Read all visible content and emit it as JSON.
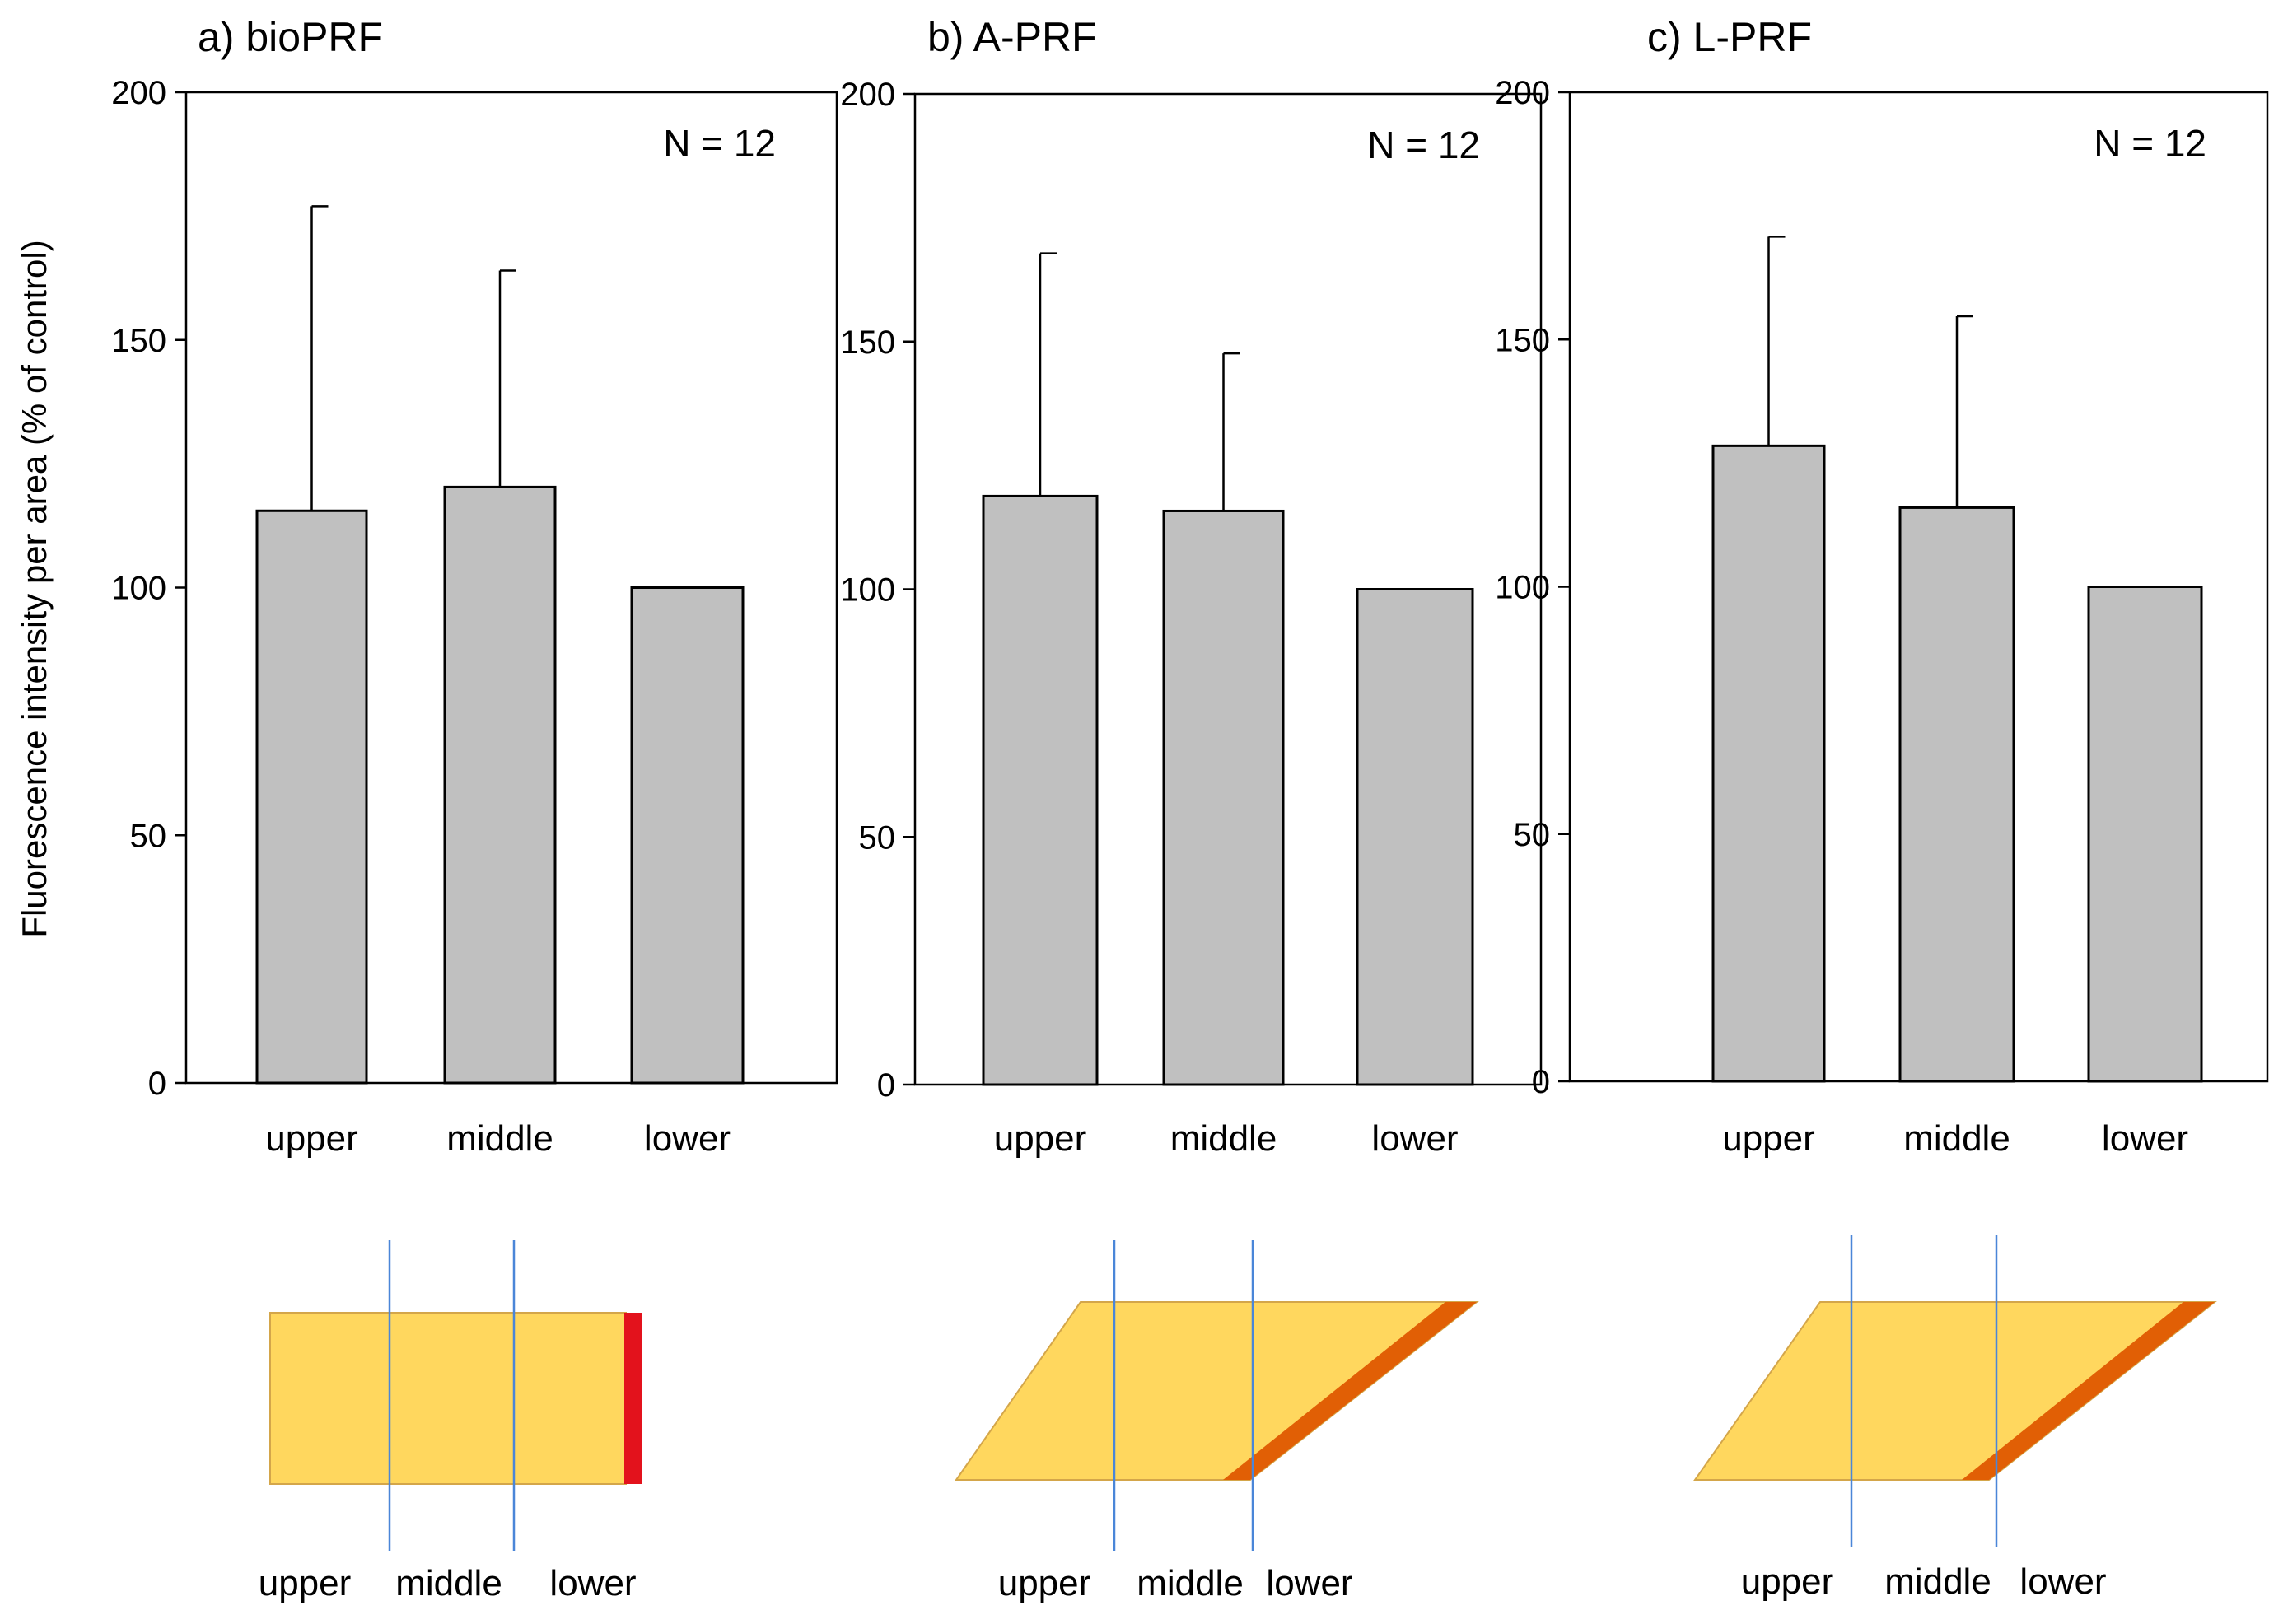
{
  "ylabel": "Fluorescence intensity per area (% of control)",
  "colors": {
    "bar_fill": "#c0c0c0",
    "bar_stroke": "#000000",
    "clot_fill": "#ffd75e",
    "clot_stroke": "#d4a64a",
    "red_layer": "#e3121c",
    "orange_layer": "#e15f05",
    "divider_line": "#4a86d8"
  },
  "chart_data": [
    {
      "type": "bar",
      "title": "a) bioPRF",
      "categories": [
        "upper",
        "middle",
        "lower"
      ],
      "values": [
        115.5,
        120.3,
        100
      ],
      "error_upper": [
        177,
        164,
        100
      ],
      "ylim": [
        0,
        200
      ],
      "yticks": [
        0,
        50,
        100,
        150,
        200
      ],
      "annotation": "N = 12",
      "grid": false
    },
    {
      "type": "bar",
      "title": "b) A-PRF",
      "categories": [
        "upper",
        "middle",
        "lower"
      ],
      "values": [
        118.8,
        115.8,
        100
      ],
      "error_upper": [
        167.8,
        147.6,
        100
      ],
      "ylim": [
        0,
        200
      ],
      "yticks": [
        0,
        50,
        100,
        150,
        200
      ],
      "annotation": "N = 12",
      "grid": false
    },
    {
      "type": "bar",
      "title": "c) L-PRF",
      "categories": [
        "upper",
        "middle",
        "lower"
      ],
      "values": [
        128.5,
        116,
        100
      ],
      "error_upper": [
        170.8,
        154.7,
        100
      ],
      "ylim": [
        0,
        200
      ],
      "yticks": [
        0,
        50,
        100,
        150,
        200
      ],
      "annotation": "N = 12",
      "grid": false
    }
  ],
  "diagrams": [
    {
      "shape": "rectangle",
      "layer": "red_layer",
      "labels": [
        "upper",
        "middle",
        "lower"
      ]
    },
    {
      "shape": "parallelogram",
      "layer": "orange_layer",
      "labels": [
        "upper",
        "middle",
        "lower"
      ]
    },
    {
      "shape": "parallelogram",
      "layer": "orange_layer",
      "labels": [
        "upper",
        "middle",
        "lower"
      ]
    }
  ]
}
++++++++++++++++++++
Exercise prompt »
Using the data above, write out every line exactly, leaving the images behind.

Full output »
Read all visible content and emit it as JSON.
{
  "ylabel": "Fluorescence intensity per area (% of control)",
  "colors": {
    "bar_fill": "#c0c0c0",
    "bar_stroke": "#000000",
    "clot_fill": "#ffd75e",
    "clot_stroke": "#d4a64a",
    "red_layer": "#e3121c",
    "orange_layer": "#e15f05",
    "divider_line": "#4a86d8"
  },
  "chart_data": [
    {
      "type": "bar",
      "title": "a) bioPRF",
      "categories": [
        "upper",
        "middle",
        "lower"
      ],
      "values": [
        115.5,
        120.3,
        100
      ],
      "error_upper": [
        177,
        164,
        100
      ],
      "ylim": [
        0,
        200
      ],
      "yticks": [
        0,
        50,
        100,
        150,
        200
      ],
      "annotation": "N = 12",
      "grid": false
    },
    {
      "type": "bar",
      "title": "b) A-PRF",
      "categories": [
        "upper",
        "middle",
        "lower"
      ],
      "values": [
        118.8,
        115.8,
        100
      ],
      "error_upper": [
        167.8,
        147.6,
        100
      ],
      "ylim": [
        0,
        200
      ],
      "yticks": [
        0,
        50,
        100,
        150,
        200
      ],
      "annotation": "N = 12",
      "grid": false
    },
    {
      "type": "bar",
      "title": "c) L-PRF",
      "categories": [
        "upper",
        "middle",
        "lower"
      ],
      "values": [
        128.5,
        116,
        100
      ],
      "error_upper": [
        170.8,
        154.7,
        100
      ],
      "ylim": [
        0,
        200
      ],
      "yticks": [
        0,
        50,
        100,
        150,
        200
      ],
      "annotation": "N = 12",
      "grid": false
    }
  ],
  "diagrams": [
    {
      "shape": "rectangle",
      "layer": "red_layer",
      "labels": [
        "upper",
        "middle",
        "lower"
      ]
    },
    {
      "shape": "parallelogram",
      "layer": "orange_layer",
      "labels": [
        "upper",
        "middle",
        "lower"
      ]
    },
    {
      "shape": "parallelogram",
      "layer": "orange_layer",
      "labels": [
        "upper",
        "middle",
        "lower"
      ]
    }
  ]
}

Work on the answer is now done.